Begin Data section

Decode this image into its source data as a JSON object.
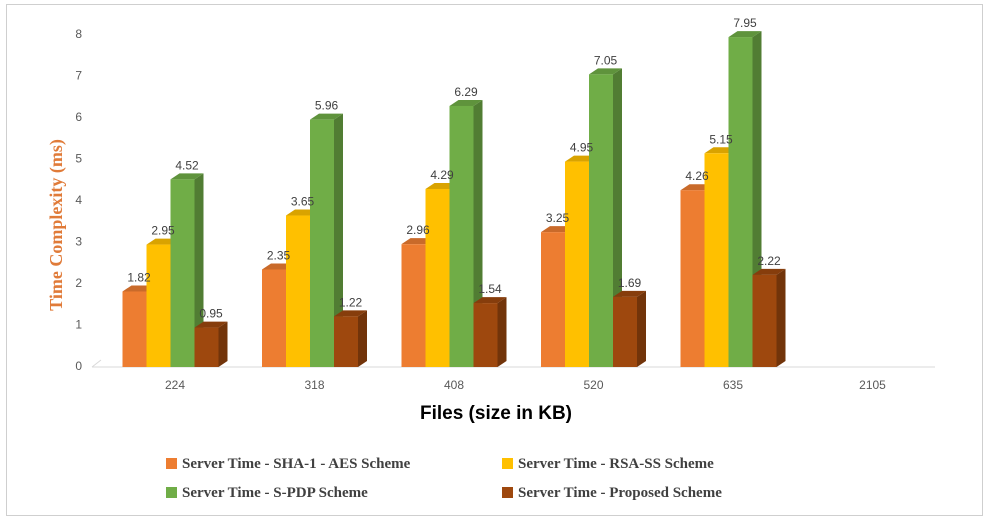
{
  "chart_data": {
    "type": "bar",
    "title": "",
    "xlabel": "Files (size in KB)",
    "ylabel": "Time Complexity (ms)",
    "ylim": [
      0,
      8
    ],
    "yticks": [
      "0",
      "1",
      "2",
      "3",
      "4",
      "5",
      "6",
      "7",
      "8"
    ],
    "categories": [
      "224",
      "318",
      "408",
      "520",
      "635",
      "2105"
    ],
    "grid": false,
    "legend_position": "bottom",
    "series": [
      {
        "name": "Server Time - SHA-1 - AES Scheme",
        "color": "#ed7d31",
        "values": [
          1.82,
          2.35,
          2.96,
          3.25,
          4.26,
          null
        ],
        "labels": [
          "1.82",
          "2.35",
          "2.96",
          "3.25",
          "4.26",
          ""
        ]
      },
      {
        "name": "Server Time - RSA-SS Scheme",
        "color": "#ffc000",
        "values": [
          2.95,
          3.65,
          4.29,
          4.95,
          5.15,
          null
        ],
        "labels": [
          "2.95",
          "3.65",
          "4.29",
          "4.95",
          "5.15",
          ""
        ]
      },
      {
        "name": "Server Time - S-PDP Scheme",
        "color": "#70ad47",
        "values": [
          4.52,
          5.96,
          6.29,
          7.05,
          7.95,
          null
        ],
        "labels": [
          "4.52",
          "5.96",
          "6.29",
          "7.05",
          "7.95",
          ""
        ]
      },
      {
        "name": "Server Time - Proposed Scheme",
        "color": "#9e480e",
        "values": [
          0.95,
          1.22,
          1.54,
          1.69,
          2.22,
          null
        ],
        "labels": [
          "0.95",
          "1.22",
          "1.54",
          "1.69",
          "2.22",
          ""
        ]
      }
    ]
  }
}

End Data section

### Work required
Find how many lines of the material carry the string "name". Only the number should be in the answer.

### Task solution
4